[Dataset entries]
********************
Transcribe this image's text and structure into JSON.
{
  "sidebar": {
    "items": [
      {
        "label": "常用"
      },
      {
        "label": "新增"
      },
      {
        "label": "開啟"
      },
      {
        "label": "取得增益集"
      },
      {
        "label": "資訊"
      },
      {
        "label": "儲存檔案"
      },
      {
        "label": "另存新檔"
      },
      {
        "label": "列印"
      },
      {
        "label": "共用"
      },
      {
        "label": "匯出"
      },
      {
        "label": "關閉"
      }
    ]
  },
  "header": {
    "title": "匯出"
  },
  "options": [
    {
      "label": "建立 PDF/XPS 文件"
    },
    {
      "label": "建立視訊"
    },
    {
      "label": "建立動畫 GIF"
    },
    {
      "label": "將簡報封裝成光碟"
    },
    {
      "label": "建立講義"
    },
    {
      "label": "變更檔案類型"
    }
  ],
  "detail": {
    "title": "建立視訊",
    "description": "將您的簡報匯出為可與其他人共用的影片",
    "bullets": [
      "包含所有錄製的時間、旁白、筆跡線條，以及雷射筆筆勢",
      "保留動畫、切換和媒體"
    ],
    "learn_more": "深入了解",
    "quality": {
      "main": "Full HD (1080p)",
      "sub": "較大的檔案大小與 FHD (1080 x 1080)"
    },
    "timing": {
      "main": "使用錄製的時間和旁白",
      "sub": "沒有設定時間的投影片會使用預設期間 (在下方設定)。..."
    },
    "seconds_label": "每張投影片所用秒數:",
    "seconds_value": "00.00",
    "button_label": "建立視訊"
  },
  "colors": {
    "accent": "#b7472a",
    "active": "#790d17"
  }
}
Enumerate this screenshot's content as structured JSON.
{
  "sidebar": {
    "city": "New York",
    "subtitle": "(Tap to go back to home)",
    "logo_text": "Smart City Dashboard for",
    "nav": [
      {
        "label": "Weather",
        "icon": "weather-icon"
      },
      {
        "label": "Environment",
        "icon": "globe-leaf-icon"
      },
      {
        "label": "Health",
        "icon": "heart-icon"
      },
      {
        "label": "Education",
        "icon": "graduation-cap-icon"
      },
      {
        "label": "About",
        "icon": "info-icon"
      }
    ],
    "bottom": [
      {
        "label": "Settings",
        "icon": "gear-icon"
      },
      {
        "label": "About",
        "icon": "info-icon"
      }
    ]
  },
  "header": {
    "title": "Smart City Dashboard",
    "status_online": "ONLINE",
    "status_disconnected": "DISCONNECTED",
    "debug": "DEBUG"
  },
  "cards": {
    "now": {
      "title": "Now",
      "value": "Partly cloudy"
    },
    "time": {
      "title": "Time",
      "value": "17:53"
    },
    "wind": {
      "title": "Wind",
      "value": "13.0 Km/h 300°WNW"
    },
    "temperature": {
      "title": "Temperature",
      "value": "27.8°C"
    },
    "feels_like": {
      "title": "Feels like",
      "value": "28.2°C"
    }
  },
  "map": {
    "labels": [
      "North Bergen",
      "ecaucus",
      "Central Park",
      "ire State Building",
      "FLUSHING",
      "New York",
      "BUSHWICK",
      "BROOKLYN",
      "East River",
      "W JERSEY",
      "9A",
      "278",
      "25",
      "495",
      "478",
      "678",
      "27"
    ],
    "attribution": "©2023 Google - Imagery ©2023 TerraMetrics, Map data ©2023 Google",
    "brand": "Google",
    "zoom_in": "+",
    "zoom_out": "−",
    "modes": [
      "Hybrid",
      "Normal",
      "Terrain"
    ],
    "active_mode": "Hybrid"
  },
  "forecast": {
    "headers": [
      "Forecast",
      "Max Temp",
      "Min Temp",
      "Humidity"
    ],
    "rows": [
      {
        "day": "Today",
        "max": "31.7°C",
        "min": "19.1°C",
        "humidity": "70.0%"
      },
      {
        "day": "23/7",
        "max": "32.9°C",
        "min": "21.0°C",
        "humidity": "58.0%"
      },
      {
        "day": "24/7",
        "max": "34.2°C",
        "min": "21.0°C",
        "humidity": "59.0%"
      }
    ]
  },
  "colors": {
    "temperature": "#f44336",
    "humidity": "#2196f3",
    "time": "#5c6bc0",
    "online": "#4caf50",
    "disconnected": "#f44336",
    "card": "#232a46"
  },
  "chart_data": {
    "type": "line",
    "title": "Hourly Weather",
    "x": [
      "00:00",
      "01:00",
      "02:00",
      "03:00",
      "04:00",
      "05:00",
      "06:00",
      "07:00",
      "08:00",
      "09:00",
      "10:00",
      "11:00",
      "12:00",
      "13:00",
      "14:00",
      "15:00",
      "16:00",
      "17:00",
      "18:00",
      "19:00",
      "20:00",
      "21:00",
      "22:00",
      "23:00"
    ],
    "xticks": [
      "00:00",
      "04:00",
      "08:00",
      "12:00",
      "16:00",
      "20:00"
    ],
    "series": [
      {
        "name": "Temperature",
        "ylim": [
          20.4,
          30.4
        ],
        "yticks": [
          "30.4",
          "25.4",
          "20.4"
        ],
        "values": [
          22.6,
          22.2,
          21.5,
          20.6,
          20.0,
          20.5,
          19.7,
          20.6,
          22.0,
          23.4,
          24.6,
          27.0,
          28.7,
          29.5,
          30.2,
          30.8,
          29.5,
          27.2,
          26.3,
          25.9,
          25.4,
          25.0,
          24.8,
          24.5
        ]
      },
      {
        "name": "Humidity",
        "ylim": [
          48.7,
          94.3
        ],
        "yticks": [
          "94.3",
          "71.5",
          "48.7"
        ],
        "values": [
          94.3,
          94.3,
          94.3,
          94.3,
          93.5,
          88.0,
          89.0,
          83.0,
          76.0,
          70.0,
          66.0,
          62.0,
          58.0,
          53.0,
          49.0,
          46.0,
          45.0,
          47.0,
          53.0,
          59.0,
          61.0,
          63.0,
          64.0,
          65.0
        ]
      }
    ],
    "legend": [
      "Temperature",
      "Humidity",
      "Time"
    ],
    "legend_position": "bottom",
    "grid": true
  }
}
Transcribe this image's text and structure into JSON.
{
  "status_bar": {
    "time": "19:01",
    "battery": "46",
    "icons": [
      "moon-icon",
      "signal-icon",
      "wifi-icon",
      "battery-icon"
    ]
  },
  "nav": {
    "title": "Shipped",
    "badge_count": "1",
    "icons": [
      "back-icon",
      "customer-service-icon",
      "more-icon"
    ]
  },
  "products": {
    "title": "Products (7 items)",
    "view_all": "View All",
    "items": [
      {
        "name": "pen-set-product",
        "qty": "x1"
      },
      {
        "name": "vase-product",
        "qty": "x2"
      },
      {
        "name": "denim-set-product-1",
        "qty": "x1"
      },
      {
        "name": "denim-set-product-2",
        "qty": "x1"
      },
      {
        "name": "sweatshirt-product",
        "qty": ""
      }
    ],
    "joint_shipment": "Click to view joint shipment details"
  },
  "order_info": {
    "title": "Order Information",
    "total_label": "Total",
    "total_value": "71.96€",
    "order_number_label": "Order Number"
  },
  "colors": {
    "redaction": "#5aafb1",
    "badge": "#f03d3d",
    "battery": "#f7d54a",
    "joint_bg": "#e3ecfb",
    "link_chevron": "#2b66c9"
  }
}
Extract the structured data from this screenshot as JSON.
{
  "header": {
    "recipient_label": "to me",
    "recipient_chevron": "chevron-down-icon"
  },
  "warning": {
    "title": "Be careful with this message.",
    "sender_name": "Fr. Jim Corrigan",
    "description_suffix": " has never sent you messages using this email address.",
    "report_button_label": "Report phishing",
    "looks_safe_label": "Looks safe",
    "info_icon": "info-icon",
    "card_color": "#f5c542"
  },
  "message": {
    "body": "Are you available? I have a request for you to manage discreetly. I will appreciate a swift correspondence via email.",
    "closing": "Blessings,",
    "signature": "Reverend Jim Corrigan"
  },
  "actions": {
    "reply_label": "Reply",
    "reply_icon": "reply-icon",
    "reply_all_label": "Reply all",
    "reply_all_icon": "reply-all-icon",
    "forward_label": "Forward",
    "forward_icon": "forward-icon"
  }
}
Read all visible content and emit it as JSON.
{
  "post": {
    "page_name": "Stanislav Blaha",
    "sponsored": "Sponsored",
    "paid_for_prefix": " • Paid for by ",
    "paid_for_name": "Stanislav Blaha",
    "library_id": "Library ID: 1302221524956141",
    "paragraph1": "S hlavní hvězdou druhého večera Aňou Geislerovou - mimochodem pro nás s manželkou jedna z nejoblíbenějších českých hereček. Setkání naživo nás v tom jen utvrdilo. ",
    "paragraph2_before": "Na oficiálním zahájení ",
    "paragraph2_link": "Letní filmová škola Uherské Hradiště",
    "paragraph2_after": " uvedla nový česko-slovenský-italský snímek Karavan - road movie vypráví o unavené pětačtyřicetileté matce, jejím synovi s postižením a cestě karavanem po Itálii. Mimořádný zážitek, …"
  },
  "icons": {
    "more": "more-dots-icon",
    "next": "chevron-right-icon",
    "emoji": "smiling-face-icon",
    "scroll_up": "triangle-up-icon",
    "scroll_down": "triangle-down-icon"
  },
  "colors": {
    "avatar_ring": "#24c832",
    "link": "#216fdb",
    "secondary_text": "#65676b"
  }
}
********************
The exercise
Give back only a number, the number of lines where the string "triangle" occurs.

Exercise response
2